— To do —
Below is some material; transcribe all of it exactly.

[Saved entries]
☆ ☆ ☆ ☆ ☆
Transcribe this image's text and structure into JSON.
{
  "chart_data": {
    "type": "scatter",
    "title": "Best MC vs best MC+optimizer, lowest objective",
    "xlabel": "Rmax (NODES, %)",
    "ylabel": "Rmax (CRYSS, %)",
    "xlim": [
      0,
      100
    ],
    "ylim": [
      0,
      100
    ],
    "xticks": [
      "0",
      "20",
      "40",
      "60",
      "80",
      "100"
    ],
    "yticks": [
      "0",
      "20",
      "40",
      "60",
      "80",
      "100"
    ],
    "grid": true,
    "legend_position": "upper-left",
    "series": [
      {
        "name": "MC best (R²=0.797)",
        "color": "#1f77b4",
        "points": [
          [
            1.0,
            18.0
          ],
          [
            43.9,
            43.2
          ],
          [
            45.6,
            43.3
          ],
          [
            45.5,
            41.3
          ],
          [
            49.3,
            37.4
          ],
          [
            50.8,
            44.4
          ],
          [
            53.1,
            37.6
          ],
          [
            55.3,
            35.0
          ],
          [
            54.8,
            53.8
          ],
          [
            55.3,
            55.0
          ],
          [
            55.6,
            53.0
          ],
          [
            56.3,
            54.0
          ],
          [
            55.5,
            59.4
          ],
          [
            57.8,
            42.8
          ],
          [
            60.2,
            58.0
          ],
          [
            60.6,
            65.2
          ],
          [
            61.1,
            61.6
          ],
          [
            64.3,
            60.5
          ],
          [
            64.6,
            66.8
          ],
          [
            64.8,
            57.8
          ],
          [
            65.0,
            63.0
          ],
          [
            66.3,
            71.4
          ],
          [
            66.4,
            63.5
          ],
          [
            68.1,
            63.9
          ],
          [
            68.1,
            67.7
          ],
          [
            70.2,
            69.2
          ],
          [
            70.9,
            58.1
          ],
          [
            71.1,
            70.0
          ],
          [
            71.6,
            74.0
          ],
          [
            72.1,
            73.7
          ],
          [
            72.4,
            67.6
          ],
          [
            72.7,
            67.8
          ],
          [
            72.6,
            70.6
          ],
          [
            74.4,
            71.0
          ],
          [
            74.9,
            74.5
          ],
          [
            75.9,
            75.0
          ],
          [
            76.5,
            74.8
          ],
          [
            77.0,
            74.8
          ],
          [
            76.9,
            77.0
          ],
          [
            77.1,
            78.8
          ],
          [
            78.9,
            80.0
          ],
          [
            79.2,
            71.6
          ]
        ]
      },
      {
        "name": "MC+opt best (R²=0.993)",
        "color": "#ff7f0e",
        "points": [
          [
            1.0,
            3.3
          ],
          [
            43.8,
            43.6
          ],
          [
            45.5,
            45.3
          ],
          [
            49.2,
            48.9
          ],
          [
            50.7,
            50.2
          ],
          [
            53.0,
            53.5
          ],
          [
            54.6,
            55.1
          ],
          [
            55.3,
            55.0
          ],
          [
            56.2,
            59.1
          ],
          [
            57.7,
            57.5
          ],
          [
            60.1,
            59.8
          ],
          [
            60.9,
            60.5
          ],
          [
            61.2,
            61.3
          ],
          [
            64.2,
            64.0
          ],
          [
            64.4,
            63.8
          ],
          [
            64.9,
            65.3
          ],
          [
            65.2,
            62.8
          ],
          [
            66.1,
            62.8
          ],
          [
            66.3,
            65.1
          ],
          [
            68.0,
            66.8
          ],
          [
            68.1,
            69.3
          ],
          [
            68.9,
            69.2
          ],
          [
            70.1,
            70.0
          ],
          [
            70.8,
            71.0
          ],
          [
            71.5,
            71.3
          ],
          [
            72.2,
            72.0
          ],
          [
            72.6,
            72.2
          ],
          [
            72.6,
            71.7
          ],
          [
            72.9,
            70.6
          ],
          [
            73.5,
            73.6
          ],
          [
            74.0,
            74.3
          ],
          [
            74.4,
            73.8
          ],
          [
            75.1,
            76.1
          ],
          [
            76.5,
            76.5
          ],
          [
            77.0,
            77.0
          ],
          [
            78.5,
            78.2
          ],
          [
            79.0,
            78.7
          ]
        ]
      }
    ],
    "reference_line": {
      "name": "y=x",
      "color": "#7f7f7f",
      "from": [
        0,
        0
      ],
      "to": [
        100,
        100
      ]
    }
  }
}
☆ ☆ ☆ ☆ ☆
— Exercise result —
Transcribe this image's text and structure into JSON.
{
  "chart_data": {
    "type": "scatter",
    "title": "Best MC vs best MC+optimizer, lowest objective",
    "xlabel": "Rmax (NODES, %)",
    "ylabel": "Rmax (CRYSS, %)",
    "xlim": [
      0,
      100
    ],
    "ylim": [
      0,
      100
    ],
    "xticks": [
      "0",
      "20",
      "40",
      "60",
      "80",
      "100"
    ],
    "yticks": [
      "0",
      "20",
      "40",
      "60",
      "80",
      "100"
    ],
    "grid": true,
    "legend_position": "upper-left",
    "series": [
      {
        "name": "MC best (R²=0.797)",
        "color": "#1f77b4",
        "points": [
          [
            1.0,
            18.0
          ],
          [
            43.9,
            43.2
          ],
          [
            45.6,
            43.3
          ],
          [
            45.5,
            41.3
          ],
          [
            49.3,
            37.4
          ],
          [
            50.8,
            44.4
          ],
          [
            53.1,
            37.6
          ],
          [
            55.3,
            35.0
          ],
          [
            54.8,
            53.8
          ],
          [
            55.3,
            55.0
          ],
          [
            55.6,
            53.0
          ],
          [
            56.3,
            54.0
          ],
          [
            55.5,
            59.4
          ],
          [
            57.8,
            42.8
          ],
          [
            60.2,
            58.0
          ],
          [
            60.6,
            65.2
          ],
          [
            61.1,
            61.6
          ],
          [
            64.3,
            60.5
          ],
          [
            64.6,
            66.8
          ],
          [
            64.8,
            57.8
          ],
          [
            65.0,
            63.0
          ],
          [
            66.3,
            71.4
          ],
          [
            66.4,
            63.5
          ],
          [
            68.1,
            63.9
          ],
          [
            68.1,
            67.7
          ],
          [
            70.2,
            69.2
          ],
          [
            70.9,
            58.1
          ],
          [
            71.1,
            70.0
          ],
          [
            71.6,
            74.0
          ],
          [
            72.1,
            73.7
          ],
          [
            72.4,
            67.6
          ],
          [
            72.7,
            67.8
          ],
          [
            72.6,
            70.6
          ],
          [
            74.4,
            71.0
          ],
          [
            74.9,
            74.5
          ],
          [
            75.9,
            75.0
          ],
          [
            76.5,
            74.8
          ],
          [
            77.0,
            74.8
          ],
          [
            76.9,
            77.0
          ],
          [
            77.1,
            78.8
          ],
          [
            78.9,
            80.0
          ],
          [
            79.2,
            71.6
          ]
        ]
      },
      {
        "name": "MC+opt best (R²=0.993)",
        "color": "#ff7f0e",
        "points": [
          [
            1.0,
            3.3
          ],
          [
            43.8,
            43.6
          ],
          [
            45.5,
            45.3
          ],
          [
            49.2,
            48.9
          ],
          [
            50.7,
            50.2
          ],
          [
            53.0,
            53.5
          ],
          [
            54.6,
            55.1
          ],
          [
            55.3,
            55.0
          ],
          [
            56.2,
            59.1
          ],
          [
            57.7,
            57.5
          ],
          [
            60.1,
            59.8
          ],
          [
            60.9,
            60.5
          ],
          [
            61.2,
            61.3
          ],
          [
            64.2,
            64.0
          ],
          [
            64.4,
            63.8
          ],
          [
            64.9,
            65.3
          ],
          [
            65.2,
            62.8
          ],
          [
            66.1,
            62.8
          ],
          [
            66.3,
            65.1
          ],
          [
            68.0,
            66.8
          ],
          [
            68.1,
            69.3
          ],
          [
            68.9,
            69.2
          ],
          [
            70.1,
            70.0
          ],
          [
            70.8,
            71.0
          ],
          [
            71.5,
            71.3
          ],
          [
            72.2,
            72.0
          ],
          [
            72.6,
            72.2
          ],
          [
            72.6,
            71.7
          ],
          [
            72.9,
            70.6
          ],
          [
            73.5,
            73.6
          ],
          [
            74.0,
            74.3
          ],
          [
            74.4,
            73.8
          ],
          [
            75.1,
            76.1
          ],
          [
            76.5,
            76.5
          ],
          [
            77.0,
            77.0
          ],
          [
            78.5,
            78.2
          ],
          [
            79.0,
            78.7
          ]
        ]
      }
    ],
    "reference_line": {
      "name": "y=x",
      "color": "#7f7f7f",
      "from": [
        0,
        0
      ],
      "to": [
        100,
        100
      ]
    }
  }
}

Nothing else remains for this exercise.